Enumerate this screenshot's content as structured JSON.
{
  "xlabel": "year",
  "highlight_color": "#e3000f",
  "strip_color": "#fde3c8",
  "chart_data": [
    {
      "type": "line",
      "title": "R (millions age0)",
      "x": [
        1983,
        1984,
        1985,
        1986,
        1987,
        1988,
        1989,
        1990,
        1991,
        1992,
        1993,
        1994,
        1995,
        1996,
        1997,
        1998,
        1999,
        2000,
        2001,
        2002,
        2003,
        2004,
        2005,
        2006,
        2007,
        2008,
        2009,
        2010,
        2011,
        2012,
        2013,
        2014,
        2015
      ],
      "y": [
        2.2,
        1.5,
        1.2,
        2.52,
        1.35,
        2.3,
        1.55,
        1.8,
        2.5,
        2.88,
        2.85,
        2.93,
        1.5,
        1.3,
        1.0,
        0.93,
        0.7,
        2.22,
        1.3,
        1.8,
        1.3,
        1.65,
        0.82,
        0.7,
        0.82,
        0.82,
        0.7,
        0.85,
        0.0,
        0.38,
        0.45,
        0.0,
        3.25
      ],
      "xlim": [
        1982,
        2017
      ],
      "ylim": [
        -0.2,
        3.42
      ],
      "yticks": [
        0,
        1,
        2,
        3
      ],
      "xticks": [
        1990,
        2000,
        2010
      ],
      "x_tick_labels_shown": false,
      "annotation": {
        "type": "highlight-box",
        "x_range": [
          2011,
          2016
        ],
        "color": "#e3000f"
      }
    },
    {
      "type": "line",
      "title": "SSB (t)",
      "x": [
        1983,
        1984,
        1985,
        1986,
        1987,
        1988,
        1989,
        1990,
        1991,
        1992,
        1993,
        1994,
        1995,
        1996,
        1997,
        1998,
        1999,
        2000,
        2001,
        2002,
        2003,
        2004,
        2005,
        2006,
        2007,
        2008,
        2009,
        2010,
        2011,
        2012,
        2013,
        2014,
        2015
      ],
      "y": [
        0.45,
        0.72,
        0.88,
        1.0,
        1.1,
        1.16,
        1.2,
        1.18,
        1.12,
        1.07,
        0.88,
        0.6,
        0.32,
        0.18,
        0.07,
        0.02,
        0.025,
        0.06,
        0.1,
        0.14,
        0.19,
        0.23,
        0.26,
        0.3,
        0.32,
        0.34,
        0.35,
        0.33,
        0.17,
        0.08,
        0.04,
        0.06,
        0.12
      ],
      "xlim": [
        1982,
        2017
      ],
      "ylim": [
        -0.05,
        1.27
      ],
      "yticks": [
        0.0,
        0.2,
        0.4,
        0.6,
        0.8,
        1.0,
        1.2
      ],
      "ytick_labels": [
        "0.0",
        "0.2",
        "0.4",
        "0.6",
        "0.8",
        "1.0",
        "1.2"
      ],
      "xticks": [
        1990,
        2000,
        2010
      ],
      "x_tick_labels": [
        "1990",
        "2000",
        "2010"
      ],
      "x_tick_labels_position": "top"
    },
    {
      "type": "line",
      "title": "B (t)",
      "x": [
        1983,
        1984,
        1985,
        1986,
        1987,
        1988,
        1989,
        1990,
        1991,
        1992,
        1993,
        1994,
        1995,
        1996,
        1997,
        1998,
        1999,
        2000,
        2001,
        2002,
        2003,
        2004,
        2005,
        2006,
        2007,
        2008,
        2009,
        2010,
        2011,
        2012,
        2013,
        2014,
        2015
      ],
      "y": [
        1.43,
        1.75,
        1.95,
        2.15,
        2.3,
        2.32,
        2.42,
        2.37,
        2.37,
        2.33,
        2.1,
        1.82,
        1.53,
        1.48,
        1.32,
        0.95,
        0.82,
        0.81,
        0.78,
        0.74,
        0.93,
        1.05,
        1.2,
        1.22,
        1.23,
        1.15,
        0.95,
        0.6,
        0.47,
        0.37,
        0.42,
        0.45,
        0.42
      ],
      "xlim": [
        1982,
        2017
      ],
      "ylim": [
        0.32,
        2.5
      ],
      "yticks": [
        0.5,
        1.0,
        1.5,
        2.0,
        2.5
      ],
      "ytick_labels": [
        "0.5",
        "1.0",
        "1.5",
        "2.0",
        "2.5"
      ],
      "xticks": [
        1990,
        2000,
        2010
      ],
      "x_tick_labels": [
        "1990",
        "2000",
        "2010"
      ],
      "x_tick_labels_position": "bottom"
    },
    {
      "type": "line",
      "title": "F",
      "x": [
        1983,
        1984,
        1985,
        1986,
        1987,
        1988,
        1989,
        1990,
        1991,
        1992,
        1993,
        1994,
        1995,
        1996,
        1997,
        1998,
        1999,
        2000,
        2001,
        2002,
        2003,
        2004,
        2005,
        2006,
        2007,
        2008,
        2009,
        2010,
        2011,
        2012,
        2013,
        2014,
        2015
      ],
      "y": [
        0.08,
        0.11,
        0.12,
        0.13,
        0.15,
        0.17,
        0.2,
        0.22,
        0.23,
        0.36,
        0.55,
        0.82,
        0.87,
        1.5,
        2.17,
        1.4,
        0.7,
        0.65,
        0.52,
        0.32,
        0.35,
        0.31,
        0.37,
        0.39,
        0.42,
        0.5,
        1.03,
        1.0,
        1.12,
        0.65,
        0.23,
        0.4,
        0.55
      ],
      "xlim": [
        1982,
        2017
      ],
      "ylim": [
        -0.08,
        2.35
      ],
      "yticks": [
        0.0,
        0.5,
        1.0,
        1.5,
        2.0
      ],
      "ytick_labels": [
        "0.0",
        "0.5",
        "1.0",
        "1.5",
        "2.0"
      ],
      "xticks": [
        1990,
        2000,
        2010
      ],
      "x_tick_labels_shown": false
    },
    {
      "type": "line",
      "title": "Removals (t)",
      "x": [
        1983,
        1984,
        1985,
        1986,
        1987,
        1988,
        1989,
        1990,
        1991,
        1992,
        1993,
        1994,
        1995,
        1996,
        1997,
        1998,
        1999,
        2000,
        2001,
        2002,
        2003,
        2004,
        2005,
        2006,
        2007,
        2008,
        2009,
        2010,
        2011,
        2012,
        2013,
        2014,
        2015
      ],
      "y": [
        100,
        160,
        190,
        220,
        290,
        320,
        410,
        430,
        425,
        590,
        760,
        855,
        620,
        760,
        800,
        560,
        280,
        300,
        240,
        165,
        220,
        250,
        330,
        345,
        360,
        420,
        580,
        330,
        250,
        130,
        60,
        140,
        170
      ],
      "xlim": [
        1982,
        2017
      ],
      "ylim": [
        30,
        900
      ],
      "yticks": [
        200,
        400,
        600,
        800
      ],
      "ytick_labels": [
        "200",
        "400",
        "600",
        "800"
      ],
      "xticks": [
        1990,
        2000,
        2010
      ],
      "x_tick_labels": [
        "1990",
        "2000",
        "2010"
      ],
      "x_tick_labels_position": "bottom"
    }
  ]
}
= = = = = = =
■ What is being asked: Copy out the whole listing exactly; please set it all down.

■ Reply:
Enumerate this screenshot's content as structured JSON.
{
  "xlabel": "year",
  "highlight_color": "#e3000f",
  "strip_color": "#fde3c8",
  "chart_data": [
    {
      "type": "line",
      "title": "R (millions age0)",
      "x": [
        1983,
        1984,
        1985,
        1986,
        1987,
        1988,
        1989,
        1990,
        1991,
        1992,
        1993,
        1994,
        1995,
        1996,
        1997,
        1998,
        1999,
        2000,
        2001,
        2002,
        2003,
        2004,
        2005,
        2006,
        2007,
        2008,
        2009,
        2010,
        2011,
        2012,
        2013,
        2014,
        2015
      ],
      "y": [
        2.2,
        1.5,
        1.2,
        2.52,
        1.35,
        2.3,
        1.55,
        1.8,
        2.5,
        2.88,
        2.85,
        2.93,
        1.5,
        1.3,
        1.0,
        0.93,
        0.7,
        2.22,
        1.3,
        1.8,
        1.3,
        1.65,
        0.82,
        0.7,
        0.82,
        0.82,
        0.7,
        0.85,
        0.0,
        0.38,
        0.45,
        0.0,
        3.25
      ],
      "xlim": [
        1982,
        2017
      ],
      "ylim": [
        -0.2,
        3.42
      ],
      "yticks": [
        0,
        1,
        2,
        3
      ],
      "xticks": [
        1990,
        2000,
        2010
      ],
      "x_tick_labels_shown": false,
      "annotation": {
        "type": "highlight-box",
        "x_range": [
          2011,
          2016
        ],
        "color": "#e3000f"
      }
    },
    {
      "type": "line",
      "title": "SSB (t)",
      "x": [
        1983,
        1984,
        1985,
        1986,
        1987,
        1988,
        1989,
        1990,
        1991,
        1992,
        1993,
        1994,
        1995,
        1996,
        1997,
        1998,
        1999,
        2000,
        2001,
        2002,
        2003,
        2004,
        2005,
        2006,
        2007,
        2008,
        2009,
        2010,
        2011,
        2012,
        2013,
        2014,
        2015
      ],
      "y": [
        0.45,
        0.72,
        0.88,
        1.0,
        1.1,
        1.16,
        1.2,
        1.18,
        1.12,
        1.07,
        0.88,
        0.6,
        0.32,
        0.18,
        0.07,
        0.02,
        0.025,
        0.06,
        0.1,
        0.14,
        0.19,
        0.23,
        0.26,
        0.3,
        0.32,
        0.34,
        0.35,
        0.33,
        0.17,
        0.08,
        0.04,
        0.06,
        0.12
      ],
      "xlim": [
        1982,
        2017
      ],
      "ylim": [
        -0.05,
        1.27
      ],
      "yticks": [
        0.0,
        0.2,
        0.4,
        0.6,
        0.8,
        1.0,
        1.2
      ],
      "ytick_labels": [
        "0.0",
        "0.2",
        "0.4",
        "0.6",
        "0.8",
        "1.0",
        "1.2"
      ],
      "xticks": [
        1990,
        2000,
        2010
      ],
      "x_tick_labels": [
        "1990",
        "2000",
        "2010"
      ],
      "x_tick_labels_position": "top"
    },
    {
      "type": "line",
      "title": "B (t)",
      "x": [
        1983,
        1984,
        1985,
        1986,
        1987,
        1988,
        1989,
        1990,
        1991,
        1992,
        1993,
        1994,
        1995,
        1996,
        1997,
        1998,
        1999,
        2000,
        2001,
        2002,
        2003,
        2004,
        2005,
        2006,
        2007,
        2008,
        2009,
        2010,
        2011,
        2012,
        2013,
        2014,
        2015
      ],
      "y": [
        1.43,
        1.75,
        1.95,
        2.15,
        2.3,
        2.32,
        2.42,
        2.37,
        2.37,
        2.33,
        2.1,
        1.82,
        1.53,
        1.48,
        1.32,
        0.95,
        0.82,
        0.81,
        0.78,
        0.74,
        0.93,
        1.05,
        1.2,
        1.22,
        1.23,
        1.15,
        0.95,
        0.6,
        0.47,
        0.37,
        0.42,
        0.45,
        0.42
      ],
      "xlim": [
        1982,
        2017
      ],
      "ylim": [
        0.32,
        2.5
      ],
      "yticks": [
        0.5,
        1.0,
        1.5,
        2.0,
        2.5
      ],
      "ytick_labels": [
        "0.5",
        "1.0",
        "1.5",
        "2.0",
        "2.5"
      ],
      "xticks": [
        1990,
        2000,
        2010
      ],
      "x_tick_labels": [
        "1990",
        "2000",
        "2010"
      ],
      "x_tick_labels_position": "bottom"
    },
    {
      "type": "line",
      "title": "F",
      "x": [
        1983,
        1984,
        1985,
        1986,
        1987,
        1988,
        1989,
        1990,
        1991,
        1992,
        1993,
        1994,
        1995,
        1996,
        1997,
        1998,
        1999,
        2000,
        2001,
        2002,
        2003,
        2004,
        2005,
        2006,
        2007,
        2008,
        2009,
        2010,
        2011,
        2012,
        2013,
        2014,
        2015
      ],
      "y": [
        0.08,
        0.11,
        0.12,
        0.13,
        0.15,
        0.17,
        0.2,
        0.22,
        0.23,
        0.36,
        0.55,
        0.82,
        0.87,
        1.5,
        2.17,
        1.4,
        0.7,
        0.65,
        0.52,
        0.32,
        0.35,
        0.31,
        0.37,
        0.39,
        0.42,
        0.5,
        1.03,
        1.0,
        1.12,
        0.65,
        0.23,
        0.4,
        0.55
      ],
      "xlim": [
        1982,
        2017
      ],
      "ylim": [
        -0.08,
        2.35
      ],
      "yticks": [
        0.0,
        0.5,
        1.0,
        1.5,
        2.0
      ],
      "ytick_labels": [
        "0.0",
        "0.5",
        "1.0",
        "1.5",
        "2.0"
      ],
      "xticks": [
        1990,
        2000,
        2010
      ],
      "x_tick_labels_shown": false
    },
    {
      "type": "line",
      "title": "Removals (t)",
      "x": [
        1983,
        1984,
        1985,
        1986,
        1987,
        1988,
        1989,
        1990,
        1991,
        1992,
        1993,
        1994,
        1995,
        1996,
        1997,
        1998,
        1999,
        2000,
        2001,
        2002,
        2003,
        2004,
        2005,
        2006,
        2007,
        2008,
        2009,
        2010,
        2011,
        2012,
        2013,
        2014,
        2015
      ],
      "y": [
        100,
        160,
        190,
        220,
        290,
        320,
        410,
        430,
        425,
        590,
        760,
        855,
        620,
        760,
        800,
        560,
        280,
        300,
        240,
        165,
        220,
        250,
        330,
        345,
        360,
        420,
        580,
        330,
        250,
        130,
        60,
        140,
        170
      ],
      "xlim": [
        1982,
        2017
      ],
      "ylim": [
        30,
        900
      ],
      "yticks": [
        200,
        400,
        600,
        800
      ],
      "ytick_labels": [
        "200",
        "400",
        "600",
        "800"
      ],
      "xticks": [
        1990,
        2000,
        2010
      ],
      "x_tick_labels": [
        "1990",
        "2000",
        "2010"
      ],
      "x_tick_labels_position": "bottom"
    }
  ]
}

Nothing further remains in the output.